• _The task_:
Give only the number of lines that contain the word "source".
----------------------------------------
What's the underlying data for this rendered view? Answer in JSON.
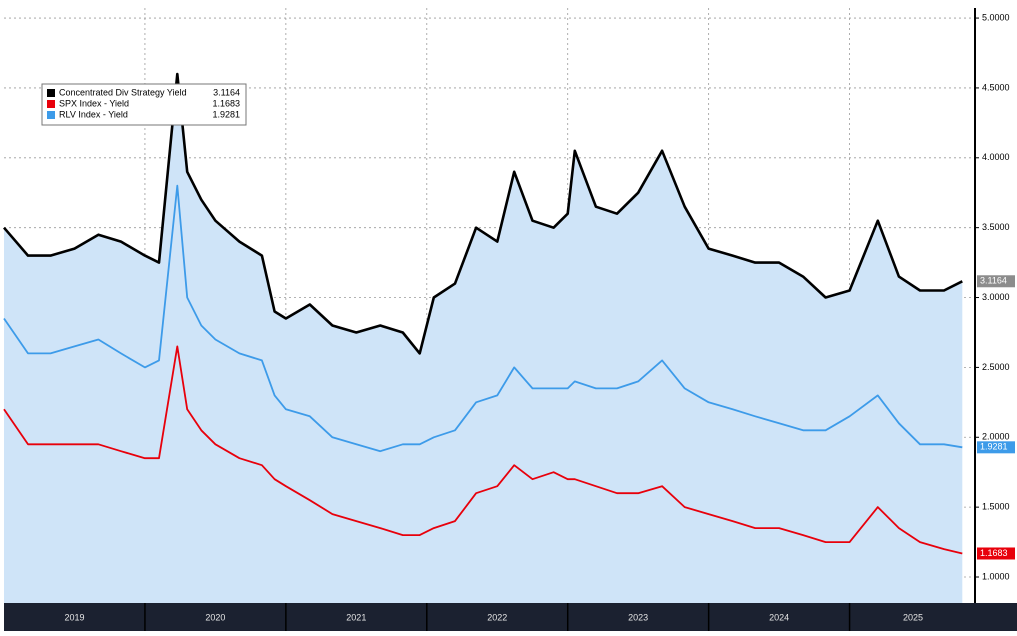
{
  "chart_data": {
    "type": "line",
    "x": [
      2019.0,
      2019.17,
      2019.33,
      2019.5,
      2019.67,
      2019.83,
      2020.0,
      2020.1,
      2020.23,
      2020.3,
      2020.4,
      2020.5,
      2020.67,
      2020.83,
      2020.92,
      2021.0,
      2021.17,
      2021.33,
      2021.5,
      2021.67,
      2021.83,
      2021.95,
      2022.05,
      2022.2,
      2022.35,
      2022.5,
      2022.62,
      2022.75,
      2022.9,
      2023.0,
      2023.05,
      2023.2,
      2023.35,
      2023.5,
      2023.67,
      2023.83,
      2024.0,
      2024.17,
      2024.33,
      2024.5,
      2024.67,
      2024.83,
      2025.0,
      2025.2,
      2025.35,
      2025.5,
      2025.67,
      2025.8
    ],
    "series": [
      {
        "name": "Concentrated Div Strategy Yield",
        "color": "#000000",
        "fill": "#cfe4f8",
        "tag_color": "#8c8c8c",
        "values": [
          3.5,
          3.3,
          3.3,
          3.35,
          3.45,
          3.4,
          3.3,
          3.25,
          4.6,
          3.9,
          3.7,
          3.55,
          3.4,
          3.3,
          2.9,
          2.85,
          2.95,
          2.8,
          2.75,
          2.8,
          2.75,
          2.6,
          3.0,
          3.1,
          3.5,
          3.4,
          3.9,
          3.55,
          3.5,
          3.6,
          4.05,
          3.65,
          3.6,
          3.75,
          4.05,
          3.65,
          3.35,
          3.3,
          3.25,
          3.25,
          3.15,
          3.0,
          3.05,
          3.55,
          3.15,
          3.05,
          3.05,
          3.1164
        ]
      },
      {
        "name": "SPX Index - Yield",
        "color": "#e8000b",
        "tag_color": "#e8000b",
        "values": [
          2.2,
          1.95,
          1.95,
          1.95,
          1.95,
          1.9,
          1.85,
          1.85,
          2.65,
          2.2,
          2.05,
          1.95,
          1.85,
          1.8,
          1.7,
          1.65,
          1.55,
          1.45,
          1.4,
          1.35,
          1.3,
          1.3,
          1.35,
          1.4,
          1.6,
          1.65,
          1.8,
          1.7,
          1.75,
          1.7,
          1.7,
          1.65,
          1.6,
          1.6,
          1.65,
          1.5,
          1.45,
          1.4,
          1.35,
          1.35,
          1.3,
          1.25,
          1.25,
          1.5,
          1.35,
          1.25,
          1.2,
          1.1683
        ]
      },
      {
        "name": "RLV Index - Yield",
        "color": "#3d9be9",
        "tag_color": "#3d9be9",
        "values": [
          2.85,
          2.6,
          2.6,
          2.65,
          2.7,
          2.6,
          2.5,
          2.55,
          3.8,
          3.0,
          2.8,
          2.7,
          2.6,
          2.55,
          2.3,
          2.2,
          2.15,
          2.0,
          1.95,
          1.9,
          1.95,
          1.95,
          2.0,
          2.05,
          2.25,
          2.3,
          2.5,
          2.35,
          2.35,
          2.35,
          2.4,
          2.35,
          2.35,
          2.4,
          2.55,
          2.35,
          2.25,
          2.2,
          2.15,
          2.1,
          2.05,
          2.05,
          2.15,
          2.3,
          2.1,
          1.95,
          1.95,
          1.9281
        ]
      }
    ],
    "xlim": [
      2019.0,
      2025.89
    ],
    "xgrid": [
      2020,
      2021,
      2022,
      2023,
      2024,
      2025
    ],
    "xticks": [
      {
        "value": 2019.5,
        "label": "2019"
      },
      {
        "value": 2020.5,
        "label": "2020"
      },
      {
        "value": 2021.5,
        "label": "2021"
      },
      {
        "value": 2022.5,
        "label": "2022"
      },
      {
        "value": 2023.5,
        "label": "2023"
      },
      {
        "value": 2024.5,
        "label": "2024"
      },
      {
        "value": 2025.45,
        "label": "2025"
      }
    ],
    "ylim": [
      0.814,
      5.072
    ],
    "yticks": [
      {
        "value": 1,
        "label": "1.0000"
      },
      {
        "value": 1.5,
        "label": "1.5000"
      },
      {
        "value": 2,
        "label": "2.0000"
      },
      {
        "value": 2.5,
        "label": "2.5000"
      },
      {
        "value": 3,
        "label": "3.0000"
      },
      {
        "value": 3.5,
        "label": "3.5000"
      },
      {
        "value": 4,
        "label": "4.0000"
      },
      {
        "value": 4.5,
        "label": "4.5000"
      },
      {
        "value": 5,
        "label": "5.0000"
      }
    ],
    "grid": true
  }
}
----------------------------------------
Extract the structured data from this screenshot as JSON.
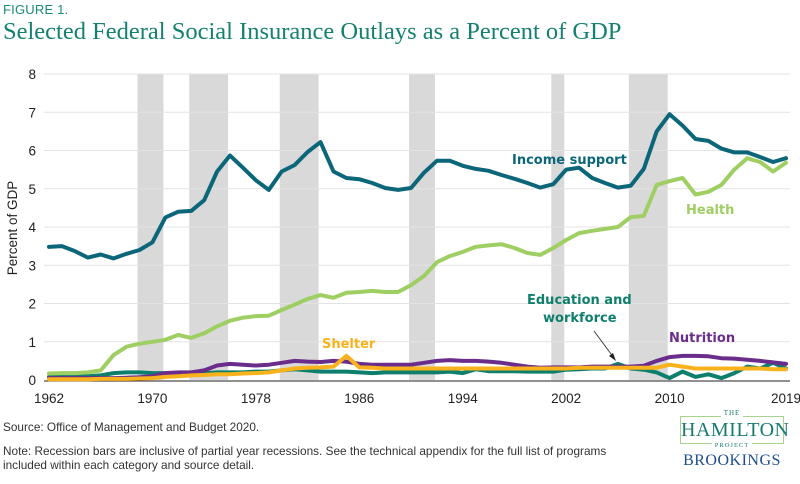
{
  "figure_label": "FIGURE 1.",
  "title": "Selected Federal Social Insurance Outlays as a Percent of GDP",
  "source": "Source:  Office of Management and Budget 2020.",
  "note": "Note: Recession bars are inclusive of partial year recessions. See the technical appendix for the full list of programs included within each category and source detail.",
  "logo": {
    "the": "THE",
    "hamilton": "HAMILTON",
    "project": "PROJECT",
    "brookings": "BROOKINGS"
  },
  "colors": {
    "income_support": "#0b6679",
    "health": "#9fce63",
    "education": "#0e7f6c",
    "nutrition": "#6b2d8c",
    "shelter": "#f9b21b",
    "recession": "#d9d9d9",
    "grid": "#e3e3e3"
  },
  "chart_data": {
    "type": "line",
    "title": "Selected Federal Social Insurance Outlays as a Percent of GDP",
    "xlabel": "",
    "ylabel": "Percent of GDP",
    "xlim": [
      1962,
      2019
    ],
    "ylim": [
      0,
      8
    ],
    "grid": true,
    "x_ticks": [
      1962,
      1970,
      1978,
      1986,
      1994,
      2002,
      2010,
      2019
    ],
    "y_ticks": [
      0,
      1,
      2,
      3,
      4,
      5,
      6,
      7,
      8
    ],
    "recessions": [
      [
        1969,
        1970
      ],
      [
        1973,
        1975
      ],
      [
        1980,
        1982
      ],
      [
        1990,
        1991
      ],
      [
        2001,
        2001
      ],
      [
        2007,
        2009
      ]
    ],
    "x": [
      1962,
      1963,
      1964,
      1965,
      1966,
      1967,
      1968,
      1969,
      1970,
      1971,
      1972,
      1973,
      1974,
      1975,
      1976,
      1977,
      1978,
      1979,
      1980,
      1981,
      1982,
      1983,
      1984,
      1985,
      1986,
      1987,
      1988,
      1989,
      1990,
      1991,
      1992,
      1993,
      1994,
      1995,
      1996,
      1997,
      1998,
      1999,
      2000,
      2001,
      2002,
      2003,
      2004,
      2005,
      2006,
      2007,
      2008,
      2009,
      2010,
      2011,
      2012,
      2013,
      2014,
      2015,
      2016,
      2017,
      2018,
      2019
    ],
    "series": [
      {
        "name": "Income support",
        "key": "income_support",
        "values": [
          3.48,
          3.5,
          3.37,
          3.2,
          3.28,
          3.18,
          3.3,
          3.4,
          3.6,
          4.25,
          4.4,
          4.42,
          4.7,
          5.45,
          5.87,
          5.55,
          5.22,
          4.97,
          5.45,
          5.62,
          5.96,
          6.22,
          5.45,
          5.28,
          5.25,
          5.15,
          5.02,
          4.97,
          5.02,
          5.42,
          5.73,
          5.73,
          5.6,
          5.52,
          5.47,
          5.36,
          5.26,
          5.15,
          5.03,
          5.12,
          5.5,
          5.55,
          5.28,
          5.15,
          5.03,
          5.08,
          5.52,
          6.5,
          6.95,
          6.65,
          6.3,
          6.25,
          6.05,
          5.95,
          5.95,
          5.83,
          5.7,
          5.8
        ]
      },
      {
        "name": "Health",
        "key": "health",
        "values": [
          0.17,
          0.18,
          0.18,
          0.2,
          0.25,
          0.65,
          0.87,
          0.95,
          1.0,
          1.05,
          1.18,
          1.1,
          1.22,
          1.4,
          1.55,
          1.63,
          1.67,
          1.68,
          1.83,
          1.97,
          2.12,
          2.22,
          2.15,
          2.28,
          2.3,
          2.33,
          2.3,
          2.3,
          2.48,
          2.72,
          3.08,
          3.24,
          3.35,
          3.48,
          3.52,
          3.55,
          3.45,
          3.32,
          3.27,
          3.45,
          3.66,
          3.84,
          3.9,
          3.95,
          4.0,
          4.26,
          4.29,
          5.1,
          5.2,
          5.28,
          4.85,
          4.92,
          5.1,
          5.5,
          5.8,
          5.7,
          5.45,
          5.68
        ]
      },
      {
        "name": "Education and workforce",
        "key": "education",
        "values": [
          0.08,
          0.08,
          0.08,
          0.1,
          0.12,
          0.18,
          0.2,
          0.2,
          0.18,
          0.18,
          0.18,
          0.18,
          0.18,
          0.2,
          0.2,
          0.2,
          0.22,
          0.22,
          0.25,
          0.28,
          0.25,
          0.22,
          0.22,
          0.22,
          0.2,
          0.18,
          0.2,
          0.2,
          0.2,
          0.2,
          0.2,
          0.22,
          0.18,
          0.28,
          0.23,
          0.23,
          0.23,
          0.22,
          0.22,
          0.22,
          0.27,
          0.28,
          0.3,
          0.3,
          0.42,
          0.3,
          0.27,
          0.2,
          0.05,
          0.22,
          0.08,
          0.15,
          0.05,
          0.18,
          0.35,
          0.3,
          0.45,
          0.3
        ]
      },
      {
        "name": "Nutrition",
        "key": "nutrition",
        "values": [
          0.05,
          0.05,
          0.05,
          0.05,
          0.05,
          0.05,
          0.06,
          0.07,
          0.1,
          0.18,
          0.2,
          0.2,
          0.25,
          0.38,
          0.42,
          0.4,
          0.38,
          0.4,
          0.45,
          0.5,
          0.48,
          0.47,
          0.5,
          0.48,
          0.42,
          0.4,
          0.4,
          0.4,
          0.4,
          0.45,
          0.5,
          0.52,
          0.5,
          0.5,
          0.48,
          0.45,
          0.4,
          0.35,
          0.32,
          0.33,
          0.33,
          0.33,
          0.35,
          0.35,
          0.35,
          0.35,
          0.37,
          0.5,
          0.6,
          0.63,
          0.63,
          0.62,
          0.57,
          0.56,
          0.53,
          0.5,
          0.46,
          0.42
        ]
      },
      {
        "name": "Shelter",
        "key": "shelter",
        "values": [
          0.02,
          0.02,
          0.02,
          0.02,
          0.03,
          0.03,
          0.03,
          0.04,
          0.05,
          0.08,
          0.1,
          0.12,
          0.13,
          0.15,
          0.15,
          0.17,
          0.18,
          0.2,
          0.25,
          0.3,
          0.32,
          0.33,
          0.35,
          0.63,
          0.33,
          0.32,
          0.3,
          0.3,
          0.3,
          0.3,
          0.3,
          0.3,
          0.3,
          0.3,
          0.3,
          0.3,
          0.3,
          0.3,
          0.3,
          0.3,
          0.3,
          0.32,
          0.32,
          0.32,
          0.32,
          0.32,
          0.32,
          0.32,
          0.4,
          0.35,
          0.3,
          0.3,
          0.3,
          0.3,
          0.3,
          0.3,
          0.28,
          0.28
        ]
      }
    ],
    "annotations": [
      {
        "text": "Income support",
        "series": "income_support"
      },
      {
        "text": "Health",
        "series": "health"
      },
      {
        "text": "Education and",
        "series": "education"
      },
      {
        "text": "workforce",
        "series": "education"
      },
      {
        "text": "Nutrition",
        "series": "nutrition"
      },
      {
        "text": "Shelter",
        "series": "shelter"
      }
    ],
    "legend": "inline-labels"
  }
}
----------------------------------------
• _Result for this task_:
2